Work out how many lines of the listing hold the string "LESSON", then answer with that number and nothing else.

START

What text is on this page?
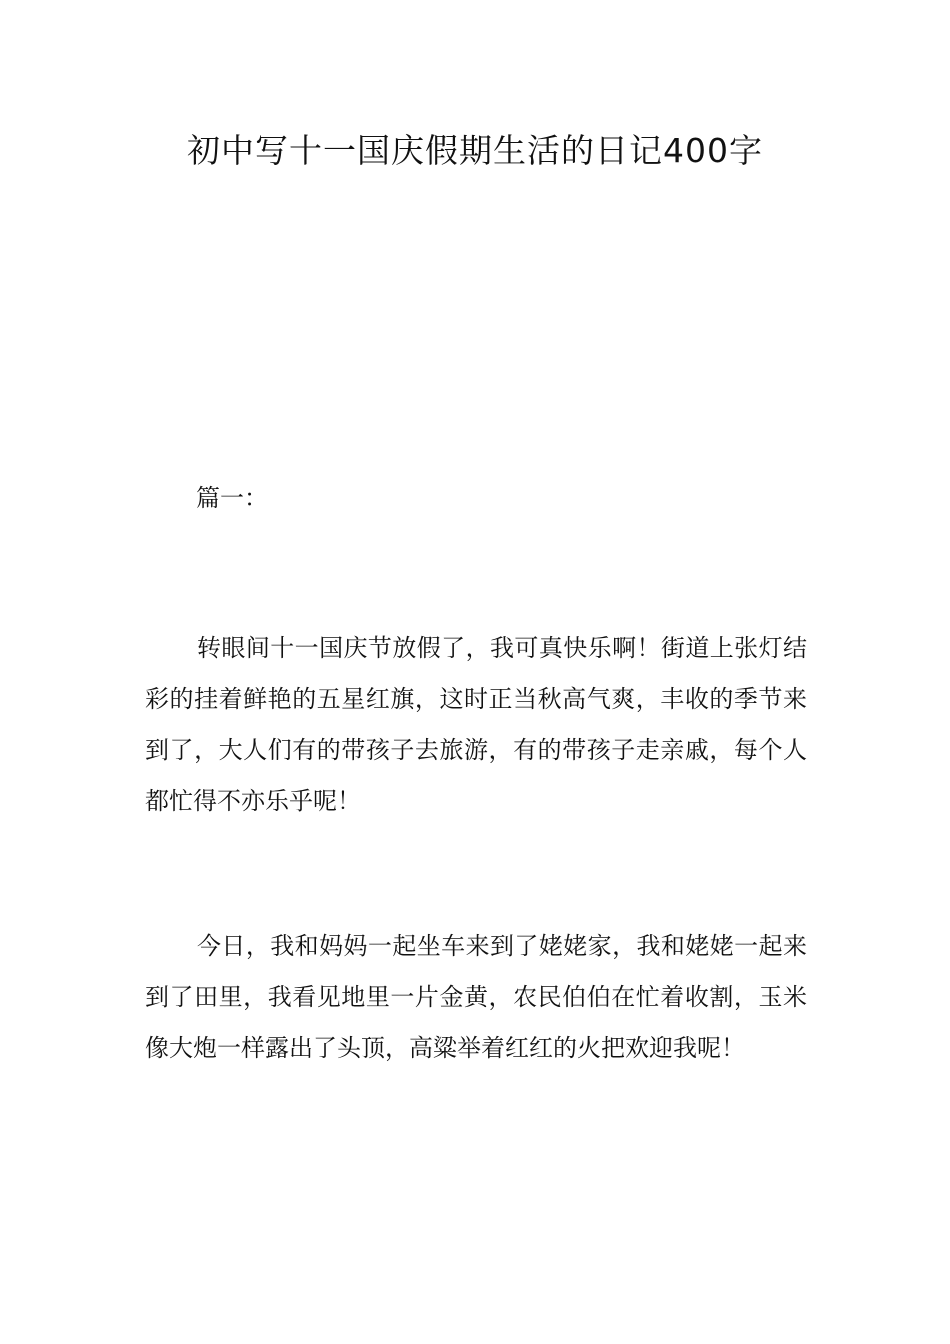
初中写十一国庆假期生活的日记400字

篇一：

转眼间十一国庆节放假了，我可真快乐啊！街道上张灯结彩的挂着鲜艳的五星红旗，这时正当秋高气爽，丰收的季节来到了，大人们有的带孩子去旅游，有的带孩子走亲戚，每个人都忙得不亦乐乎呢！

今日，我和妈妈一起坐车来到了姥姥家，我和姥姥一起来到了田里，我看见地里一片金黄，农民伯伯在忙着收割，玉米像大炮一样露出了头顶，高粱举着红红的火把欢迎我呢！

END
START

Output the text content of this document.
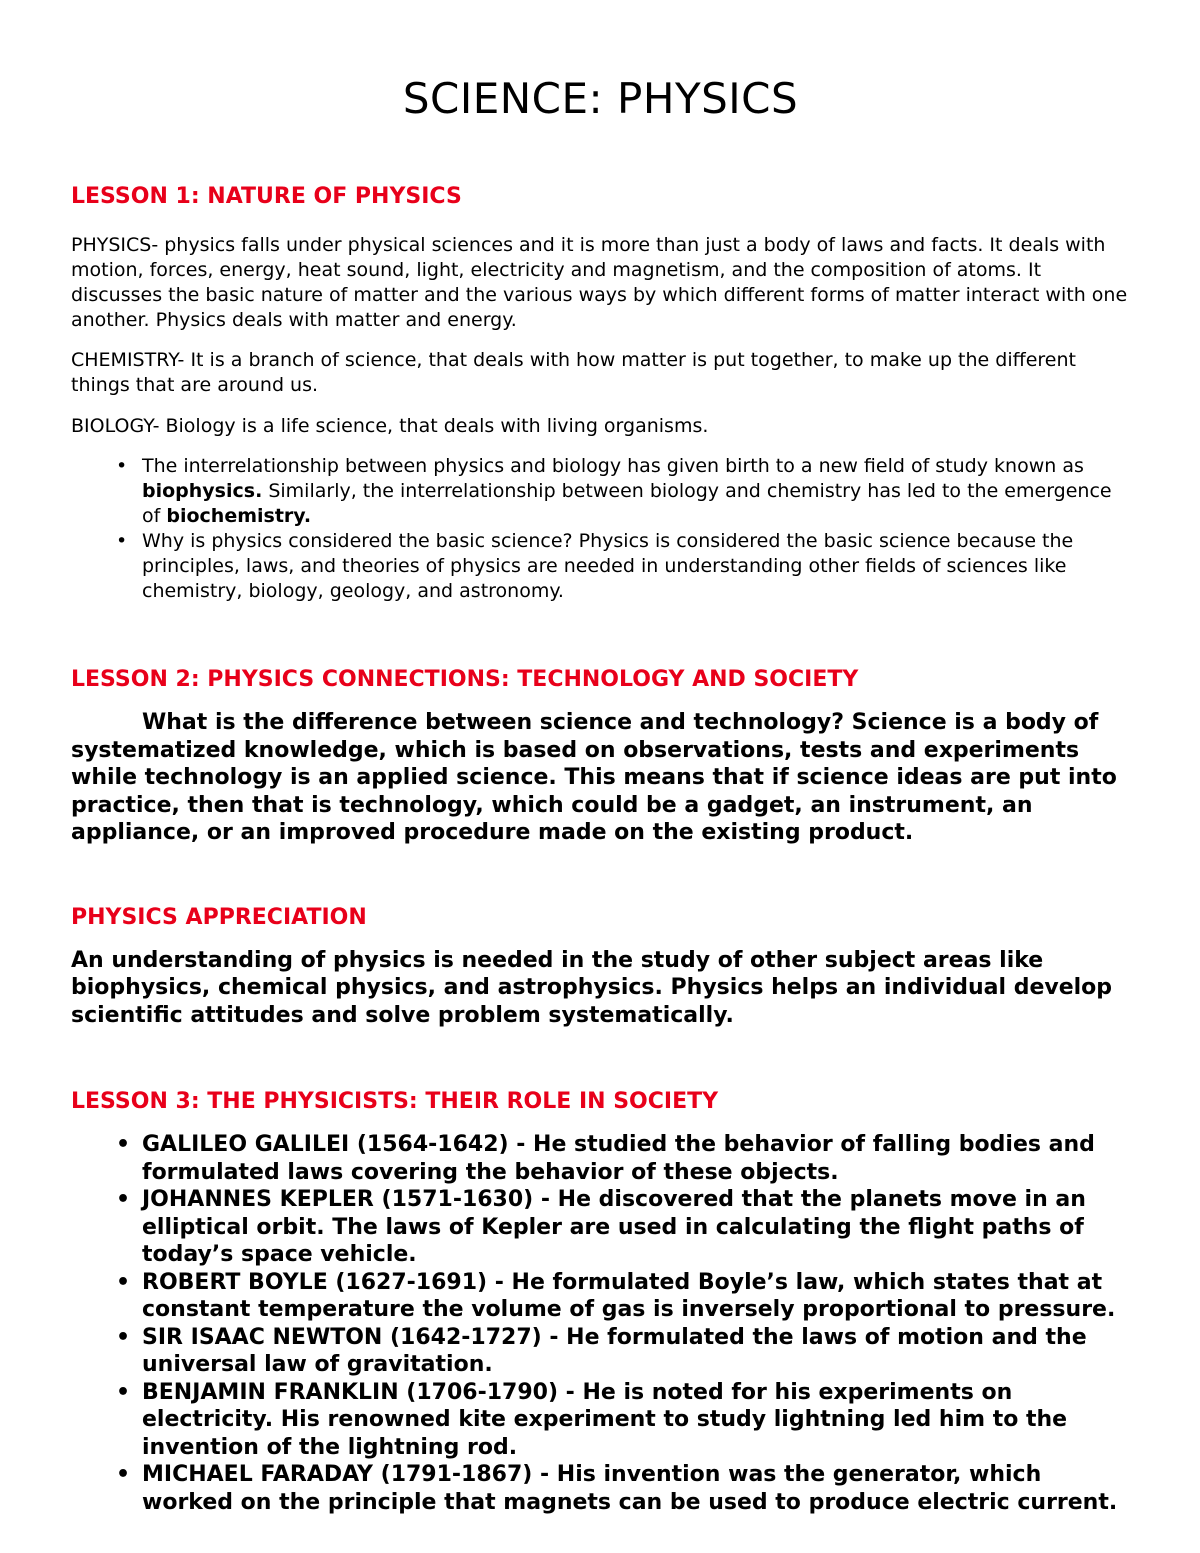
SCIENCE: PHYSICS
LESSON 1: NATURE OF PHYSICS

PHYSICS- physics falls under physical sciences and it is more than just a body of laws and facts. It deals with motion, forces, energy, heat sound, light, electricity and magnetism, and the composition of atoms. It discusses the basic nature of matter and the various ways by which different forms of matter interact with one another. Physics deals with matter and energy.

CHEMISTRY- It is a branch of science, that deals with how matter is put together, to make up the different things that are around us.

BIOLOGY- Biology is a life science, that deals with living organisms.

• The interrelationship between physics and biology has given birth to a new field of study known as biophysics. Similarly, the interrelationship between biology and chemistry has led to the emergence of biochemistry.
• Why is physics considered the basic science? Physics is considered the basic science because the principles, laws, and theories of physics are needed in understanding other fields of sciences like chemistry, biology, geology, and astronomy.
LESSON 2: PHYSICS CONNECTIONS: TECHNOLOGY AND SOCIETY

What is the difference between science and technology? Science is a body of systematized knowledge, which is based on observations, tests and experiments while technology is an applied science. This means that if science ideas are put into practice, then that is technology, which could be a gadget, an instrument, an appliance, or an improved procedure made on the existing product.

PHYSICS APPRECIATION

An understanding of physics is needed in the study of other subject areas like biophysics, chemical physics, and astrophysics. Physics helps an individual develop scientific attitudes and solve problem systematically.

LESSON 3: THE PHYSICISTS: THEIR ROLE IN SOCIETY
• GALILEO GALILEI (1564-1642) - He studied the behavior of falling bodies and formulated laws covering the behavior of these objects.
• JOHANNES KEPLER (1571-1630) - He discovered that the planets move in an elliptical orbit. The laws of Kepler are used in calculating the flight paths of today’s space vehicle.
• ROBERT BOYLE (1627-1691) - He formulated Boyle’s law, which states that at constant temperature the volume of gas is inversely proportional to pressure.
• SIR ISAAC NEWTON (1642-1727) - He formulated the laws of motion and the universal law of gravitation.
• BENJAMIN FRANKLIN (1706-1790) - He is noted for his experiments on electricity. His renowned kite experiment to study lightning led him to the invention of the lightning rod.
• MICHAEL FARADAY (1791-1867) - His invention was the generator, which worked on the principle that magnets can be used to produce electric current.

END

## Solution to this problem
3